====== Material supplied

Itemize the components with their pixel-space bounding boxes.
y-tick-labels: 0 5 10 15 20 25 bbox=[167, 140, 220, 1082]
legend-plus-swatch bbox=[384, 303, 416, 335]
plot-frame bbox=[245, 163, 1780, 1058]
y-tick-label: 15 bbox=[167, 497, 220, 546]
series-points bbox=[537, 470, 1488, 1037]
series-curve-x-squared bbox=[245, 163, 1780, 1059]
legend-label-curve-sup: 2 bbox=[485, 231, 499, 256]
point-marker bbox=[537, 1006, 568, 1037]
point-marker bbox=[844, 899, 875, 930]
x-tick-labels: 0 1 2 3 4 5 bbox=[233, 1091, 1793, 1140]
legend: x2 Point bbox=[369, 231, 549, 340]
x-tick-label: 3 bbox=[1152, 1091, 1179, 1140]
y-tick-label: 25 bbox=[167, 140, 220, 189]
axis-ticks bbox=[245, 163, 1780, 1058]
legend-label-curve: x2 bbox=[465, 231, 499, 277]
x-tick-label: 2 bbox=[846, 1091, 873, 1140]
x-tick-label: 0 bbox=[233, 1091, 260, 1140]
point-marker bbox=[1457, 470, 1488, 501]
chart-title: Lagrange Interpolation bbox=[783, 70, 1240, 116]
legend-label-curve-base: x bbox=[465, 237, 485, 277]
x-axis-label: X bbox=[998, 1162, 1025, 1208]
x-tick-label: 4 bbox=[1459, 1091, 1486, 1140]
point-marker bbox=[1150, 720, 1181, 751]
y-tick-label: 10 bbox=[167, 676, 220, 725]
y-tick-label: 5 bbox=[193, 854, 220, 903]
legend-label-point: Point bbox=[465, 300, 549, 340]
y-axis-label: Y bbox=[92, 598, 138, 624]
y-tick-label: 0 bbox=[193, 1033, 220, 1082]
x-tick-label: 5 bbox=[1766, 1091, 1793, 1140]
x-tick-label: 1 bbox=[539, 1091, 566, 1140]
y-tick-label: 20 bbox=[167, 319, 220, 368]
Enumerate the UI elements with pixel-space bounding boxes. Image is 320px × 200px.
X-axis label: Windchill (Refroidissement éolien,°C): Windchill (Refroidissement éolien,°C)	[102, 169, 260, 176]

============

### Aim
Reproduce every one of the entries above, line for line, with no changes.

### Task solution
Itemize the components with their pixel-space bounding boxes.
y-tick-labels: 0 5 10 15 20 25 bbox=[167, 140, 220, 1082]
legend-plus-swatch bbox=[384, 303, 416, 335]
plot-frame bbox=[245, 163, 1780, 1058]
y-tick-label: 15 bbox=[167, 497, 220, 546]
series-points bbox=[537, 470, 1488, 1037]
series-curve-x-squared bbox=[245, 163, 1780, 1059]
legend-label-curve-sup: 2 bbox=[485, 231, 499, 256]
point-marker bbox=[537, 1006, 568, 1037]
point-marker bbox=[844, 899, 875, 930]
x-tick-labels: 0 1 2 3 4 5 bbox=[233, 1091, 1793, 1140]
legend: x2 Point bbox=[369, 231, 549, 340]
x-tick-label: 3 bbox=[1152, 1091, 1179, 1140]
y-tick-label: 25 bbox=[167, 140, 220, 189]
axis-ticks bbox=[245, 163, 1780, 1058]
legend-label-curve: x2 bbox=[465, 231, 499, 277]
x-tick-label: 2 bbox=[846, 1091, 873, 1140]
x-tick-label: 0 bbox=[233, 1091, 260, 1140]
point-marker bbox=[1457, 470, 1488, 501]
chart-title: Lagrange Interpolation bbox=[783, 70, 1240, 116]
legend-label-curve-base: x bbox=[465, 237, 485, 277]
x-axis-label: X bbox=[998, 1162, 1025, 1208]
x-tick-label: 4 bbox=[1459, 1091, 1486, 1140]
point-marker bbox=[1150, 720, 1181, 751]
y-tick-label: 10 bbox=[167, 676, 220, 725]
y-tick-label: 5 bbox=[193, 854, 220, 903]
legend-label-point: Point bbox=[465, 300, 549, 340]
y-axis-label: Y bbox=[92, 598, 138, 624]
y-tick-label: 0 bbox=[193, 1033, 220, 1082]
x-tick-label: 5 bbox=[1766, 1091, 1793, 1140]
x-tick-label: 1 bbox=[539, 1091, 566, 1140]
y-tick-label: 20 bbox=[167, 319, 220, 368]
Enumerate the UI elements with pixel-space bounding boxes. Image is 320px × 200px.
X-axis label: Windchill (Refroidissement éolien,°C): Windchill (Refroidissement éolien,°C)	[102, 169, 260, 176]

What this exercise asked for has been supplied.